ENTRIES SHOWN:

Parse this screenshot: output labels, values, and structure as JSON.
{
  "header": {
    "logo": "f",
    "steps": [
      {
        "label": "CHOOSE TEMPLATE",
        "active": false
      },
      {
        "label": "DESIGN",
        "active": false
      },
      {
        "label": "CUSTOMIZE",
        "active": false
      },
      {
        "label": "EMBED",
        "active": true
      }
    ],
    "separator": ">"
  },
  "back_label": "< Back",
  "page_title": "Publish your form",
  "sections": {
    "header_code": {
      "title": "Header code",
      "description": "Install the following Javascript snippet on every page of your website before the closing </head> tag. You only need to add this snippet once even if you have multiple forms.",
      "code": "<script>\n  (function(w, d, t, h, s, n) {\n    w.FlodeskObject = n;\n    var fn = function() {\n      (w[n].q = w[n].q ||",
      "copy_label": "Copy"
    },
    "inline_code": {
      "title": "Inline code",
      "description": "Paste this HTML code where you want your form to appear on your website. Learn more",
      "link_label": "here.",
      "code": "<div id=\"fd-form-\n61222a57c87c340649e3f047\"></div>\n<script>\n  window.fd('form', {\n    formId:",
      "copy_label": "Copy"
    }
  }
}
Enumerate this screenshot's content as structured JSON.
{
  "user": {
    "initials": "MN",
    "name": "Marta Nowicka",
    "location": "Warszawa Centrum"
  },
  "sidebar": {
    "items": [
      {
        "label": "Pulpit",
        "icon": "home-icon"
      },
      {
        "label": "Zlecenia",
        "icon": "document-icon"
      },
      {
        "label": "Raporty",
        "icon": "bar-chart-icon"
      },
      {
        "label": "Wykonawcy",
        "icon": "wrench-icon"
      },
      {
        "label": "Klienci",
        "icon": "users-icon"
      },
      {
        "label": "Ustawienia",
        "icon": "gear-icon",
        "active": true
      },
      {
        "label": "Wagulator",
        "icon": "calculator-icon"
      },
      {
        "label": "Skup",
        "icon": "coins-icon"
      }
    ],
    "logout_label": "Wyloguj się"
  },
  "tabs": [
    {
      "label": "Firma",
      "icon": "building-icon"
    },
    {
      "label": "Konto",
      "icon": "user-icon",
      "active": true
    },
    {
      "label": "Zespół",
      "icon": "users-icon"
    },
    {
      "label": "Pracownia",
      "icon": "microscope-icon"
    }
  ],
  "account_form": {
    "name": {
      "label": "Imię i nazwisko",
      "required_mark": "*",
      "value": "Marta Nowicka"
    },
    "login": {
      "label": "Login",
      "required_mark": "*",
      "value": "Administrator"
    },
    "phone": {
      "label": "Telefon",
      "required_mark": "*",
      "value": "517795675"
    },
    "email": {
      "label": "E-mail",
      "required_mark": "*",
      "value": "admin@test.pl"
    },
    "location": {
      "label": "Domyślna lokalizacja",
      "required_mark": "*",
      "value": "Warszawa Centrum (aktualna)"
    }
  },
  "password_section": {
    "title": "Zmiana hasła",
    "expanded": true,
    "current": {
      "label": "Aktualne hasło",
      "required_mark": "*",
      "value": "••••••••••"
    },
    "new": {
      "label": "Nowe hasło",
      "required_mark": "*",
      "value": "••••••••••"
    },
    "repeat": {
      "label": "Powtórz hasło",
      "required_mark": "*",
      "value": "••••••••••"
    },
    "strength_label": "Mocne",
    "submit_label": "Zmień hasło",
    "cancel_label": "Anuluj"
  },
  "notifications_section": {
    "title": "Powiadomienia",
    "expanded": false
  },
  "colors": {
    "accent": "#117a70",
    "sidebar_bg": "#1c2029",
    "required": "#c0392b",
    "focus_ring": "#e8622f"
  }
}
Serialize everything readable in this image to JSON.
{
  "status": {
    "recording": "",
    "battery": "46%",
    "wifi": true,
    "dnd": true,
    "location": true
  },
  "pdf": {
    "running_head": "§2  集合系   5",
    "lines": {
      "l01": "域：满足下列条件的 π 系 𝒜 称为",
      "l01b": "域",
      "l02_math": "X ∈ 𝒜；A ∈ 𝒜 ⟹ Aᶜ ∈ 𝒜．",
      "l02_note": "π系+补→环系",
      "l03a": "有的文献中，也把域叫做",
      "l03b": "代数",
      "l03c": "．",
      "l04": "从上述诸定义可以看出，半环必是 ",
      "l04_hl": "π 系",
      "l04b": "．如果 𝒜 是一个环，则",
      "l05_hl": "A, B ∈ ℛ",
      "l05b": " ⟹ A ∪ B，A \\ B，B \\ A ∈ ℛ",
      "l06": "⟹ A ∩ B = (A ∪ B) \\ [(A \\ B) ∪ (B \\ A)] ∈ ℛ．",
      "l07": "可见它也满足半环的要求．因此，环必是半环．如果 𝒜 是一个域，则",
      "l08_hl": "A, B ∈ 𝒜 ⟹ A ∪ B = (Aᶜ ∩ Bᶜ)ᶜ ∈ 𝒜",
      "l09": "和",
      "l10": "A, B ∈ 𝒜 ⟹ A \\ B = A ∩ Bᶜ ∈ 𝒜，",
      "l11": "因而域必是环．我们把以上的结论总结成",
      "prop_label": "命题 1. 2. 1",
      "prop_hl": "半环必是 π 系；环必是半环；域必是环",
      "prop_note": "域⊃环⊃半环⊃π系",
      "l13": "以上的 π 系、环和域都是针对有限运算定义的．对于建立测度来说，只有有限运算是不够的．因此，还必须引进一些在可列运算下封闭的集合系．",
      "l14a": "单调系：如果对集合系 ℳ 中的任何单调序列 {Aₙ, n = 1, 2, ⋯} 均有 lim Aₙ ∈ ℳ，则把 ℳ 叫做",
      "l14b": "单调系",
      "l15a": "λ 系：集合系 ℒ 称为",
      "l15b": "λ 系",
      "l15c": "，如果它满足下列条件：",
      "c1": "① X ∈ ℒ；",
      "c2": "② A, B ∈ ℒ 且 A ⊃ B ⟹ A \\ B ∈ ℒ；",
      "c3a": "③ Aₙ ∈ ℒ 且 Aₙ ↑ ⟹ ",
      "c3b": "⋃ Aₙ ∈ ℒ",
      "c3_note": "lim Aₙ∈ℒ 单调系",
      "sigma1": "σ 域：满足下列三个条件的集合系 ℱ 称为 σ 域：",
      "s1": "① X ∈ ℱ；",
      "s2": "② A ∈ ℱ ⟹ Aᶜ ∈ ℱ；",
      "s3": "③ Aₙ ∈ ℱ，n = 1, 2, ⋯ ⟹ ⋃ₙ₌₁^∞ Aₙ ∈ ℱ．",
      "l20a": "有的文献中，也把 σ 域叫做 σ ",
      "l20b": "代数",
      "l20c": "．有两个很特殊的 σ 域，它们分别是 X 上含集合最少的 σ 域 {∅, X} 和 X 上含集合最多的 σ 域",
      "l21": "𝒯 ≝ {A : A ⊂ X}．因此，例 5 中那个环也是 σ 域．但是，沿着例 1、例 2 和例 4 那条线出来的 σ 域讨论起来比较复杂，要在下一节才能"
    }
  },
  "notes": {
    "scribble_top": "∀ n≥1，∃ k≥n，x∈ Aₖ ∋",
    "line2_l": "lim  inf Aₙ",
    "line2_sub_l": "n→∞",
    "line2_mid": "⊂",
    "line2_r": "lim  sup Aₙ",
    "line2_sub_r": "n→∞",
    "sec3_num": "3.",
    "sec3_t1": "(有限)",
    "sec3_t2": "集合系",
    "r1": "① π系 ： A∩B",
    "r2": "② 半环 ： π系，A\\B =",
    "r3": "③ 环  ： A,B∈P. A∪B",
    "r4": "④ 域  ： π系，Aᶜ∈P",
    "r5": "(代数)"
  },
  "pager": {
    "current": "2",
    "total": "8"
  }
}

GIVEN EXERCISE: Copy the material above, line for line.

SOLVED PROBLEM:
Parse this screenshot: output labels, values, and structure as JSON.
{
  "header": {
    "logo": "f",
    "steps": [
      {
        "label": "CHOOSE TEMPLATE",
        "active": false
      },
      {
        "label": "DESIGN",
        "active": false
      },
      {
        "label": "CUSTOMIZE",
        "active": false
      },
      {
        "label": "EMBED",
        "active": true
      }
    ],
    "separator": ">"
  },
  "back_label": "< Back",
  "page_title": "Publish your form",
  "sections": {
    "header_code": {
      "title": "Header code",
      "description": "Install the following Javascript snippet on every page of your website before the closing </head> tag. You only need to add this snippet once even if you have multiple forms.",
      "code": "<script>\n  (function(w, d, t, h, s, n) {\n    w.FlodeskObject = n;\n    var fn = function() {\n      (w[n].q = w[n].q ||",
      "copy_label": "Copy"
    },
    "inline_code": {
      "title": "Inline code",
      "description": "Paste this HTML code where you want your form to appear on your website. Learn more",
      "link_label": "here.",
      "code": "<div id=\"fd-form-\n61222a57c87c340649e3f047\"></div>\n<script>\n  window.fd('form', {\n    formId:",
      "copy_label": "Copy"
    }
  }
}
Enumerate this screenshot's content as structured JSON.
{
  "user": {
    "initials": "MN",
    "name": "Marta Nowicka",
    "location": "Warszawa Centrum"
  },
  "sidebar": {
    "items": [
      {
        "label": "Pulpit",
        "icon": "home-icon"
      },
      {
        "label": "Zlecenia",
        "icon": "document-icon"
      },
      {
        "label": "Raporty",
        "icon": "bar-chart-icon"
      },
      {
        "label": "Wykonawcy",
        "icon": "wrench-icon"
      },
      {
        "label": "Klienci",
        "icon": "users-icon"
      },
      {
        "label": "Ustawienia",
        "icon": "gear-icon",
        "active": true
      },
      {
        "label": "Wagulator",
        "icon": "calculator-icon"
      },
      {
        "label": "Skup",
        "icon": "coins-icon"
      }
    ],
    "logout_label": "Wyloguj się"
  },
  "tabs": [
    {
      "label": "Firma",
      "icon": "building-icon"
    },
    {
      "label": "Konto",
      "icon": "user-icon",
      "active": true
    },
    {
      "label": "Zespół",
      "icon": "users-icon"
    },
    {
      "label": "Pracownia",
      "icon": "microscope-icon"
    }
  ],
  "account_form": {
    "name": {
      "label": "Imię i nazwisko",
      "required_mark": "*",
      "value": "Marta Nowicka"
    },
    "login": {
      "label": "Login",
      "required_mark": "*",
      "value": "Administrator"
    },
    "phone": {
      "label": "Telefon",
      "required_mark": "*",
      "value": "517795675"
    },
    "email": {
      "label": "E-mail",
      "required_mark": "*",
      "value": "admin@test.pl"
    },
    "location": {
      "label": "Domyślna lokalizacja",
      "required_mark": "*",
      "value": "Warszawa Centrum (aktualna)"
    }
  },
  "password_section": {
    "title": "Zmiana hasła",
    "expanded": true,
    "current": {
      "label": "Aktualne hasło",
      "required_mark": "*",
      "value": "••••••••••"
    },
    "new": {
      "label": "Nowe hasło",
      "required_mark": "*",
      "value": "••••••••••"
    },
    "repeat": {
      "label": "Powtórz hasło",
      "required_mark": "*",
      "value": "••••••••••"
    },
    "strength_label": "Mocne",
    "submit_label": "Zmień hasło",
    "cancel_label": "Anuluj"
  },
  "notifications_section": {
    "title": "Powiadomienia",
    "expanded": false
  },
  "colors": {
    "accent": "#117a70",
    "sidebar_bg": "#1c2029",
    "required": "#c0392b",
    "focus_ring": "#e8622f"
  }
}
Serialize everything readable in this image to JSON.
{
  "status": {
    "recording": "",
    "battery": "46%",
    "wifi": true,
    "dnd": true,
    "location": true
  },
  "pdf": {
    "running_head": "§2  集合系   5",
    "lines": {
      "l01": "域：满足下列条件的 π 系 𝒜 称为",
      "l01b": "域",
      "l02_math": "X ∈ 𝒜；A ∈ 𝒜 ⟹ Aᶜ ∈ 𝒜．",
      "l02_note": "π系+补→环系",
      "l03a": "有的文献中，也把域叫做",
      "l03b": "代数",
      "l03c": "．",
      "l04": "从上述诸定义可以看出，半环必是 ",
      "l04_hl": "π 系",
      "l04b": "．如果 𝒜 是一个环，则",
      "l05_hl": "A, B ∈ ℛ",
      "l05b": " ⟹ A ∪ B，A \\ B，B \\ A ∈ ℛ",
      "l06": "⟹ A ∩ B = (A ∪ B) \\ [(A \\ B) ∪ (B \\ A)] ∈ ℛ．",
      "l07": "可见它也满足半环的要求．因此，环必是半环．如果 𝒜 是一个域，则",
      "l08_hl": "A, B ∈ 𝒜 ⟹ A ∪ B = (Aᶜ ∩ Bᶜ)ᶜ ∈ 𝒜",
      "l09": "和",
      "l10": "A, B ∈ 𝒜 ⟹ A \\ B = A ∩ Bᶜ ∈ 𝒜，",
      "l11": "因而域必是环．我们把以上的结论总结成",
      "prop_label": "命题 1. 2. 1",
      "prop_hl": "半环必是 π 系；环必是半环；域必是环",
      "prop_note": "域⊃环⊃半环⊃π系",
      "l13": "以上的 π 系、环和域都是针对有限运算定义的．对于建立测度来说，只有有限运算是不够的．因此，还必须引进一些在可列运算下封闭的集合系．",
      "l14a": "单调系：如果对集合系 ℳ 中的任何单调序列 {Aₙ, n = 1, 2, ⋯} 均有 lim Aₙ ∈ ℳ，则把 ℳ 叫做",
      "l14b": "单调系",
      "l15a": "λ 系：集合系 ℒ 称为",
      "l15b": "λ 系",
      "l15c": "，如果它满足下列条件：",
      "c1": "① X ∈ ℒ；",
      "c2": "② A, B ∈ ℒ 且 A ⊃ B ⟹ A \\ B ∈ ℒ；",
      "c3a": "③ Aₙ ∈ ℒ 且 Aₙ ↑ ⟹ ",
      "c3b": "⋃ Aₙ ∈ ℒ",
      "c3_note": "lim Aₙ∈ℒ 单调系",
      "sigma1": "σ 域：满足下列三个条件的集合系 ℱ 称为 σ 域：",
      "s1": "① X ∈ ℱ；",
      "s2": "② A ∈ ℱ ⟹ Aᶜ ∈ ℱ；",
      "s3": "③ Aₙ ∈ ℱ，n = 1, 2, ⋯ ⟹ ⋃ₙ₌₁^∞ Aₙ ∈ ℱ．",
      "l20a": "有的文献中，也把 σ 域叫做 σ ",
      "l20b": "代数",
      "l20c": "．有两个很特殊的 σ 域，它们分别是 X 上含集合最少的 σ 域 {∅, X} 和 X 上含集合最多的 σ 域",
      "l21": "𝒯 ≝ {A : A ⊂ X}．因此，例 5 中那个环也是 σ 域．但是，沿着例 1、例 2 和例 4 那条线出来的 σ 域讨论起来比较复杂，要在下一节才能"
    }
  },
  "notes": {
    "scribble_top": "∀ n≥1，∃ k≥n，x∈ Aₖ ∋",
    "line2_l": "lim  inf Aₙ",
    "line2_sub_l": "n→∞",
    "line2_mid": "⊂",
    "line2_r": "lim  sup Aₙ",
    "line2_sub_r": "n→∞",
    "sec3_num": "3.",
    "sec3_t1": "(有限)",
    "sec3_t2": "集合系",
    "r1": "① π系 ： A∩B",
    "r2": "② 半环 ： π系，A\\B =",
    "r3": "③ 环  ： A,B∈P. A∪B",
    "r4": "④ 域  ： π系，Aᶜ∈P",
    "r5": "(代数)"
  },
  "pager": {
    "current": "2",
    "total": "8"
  }
}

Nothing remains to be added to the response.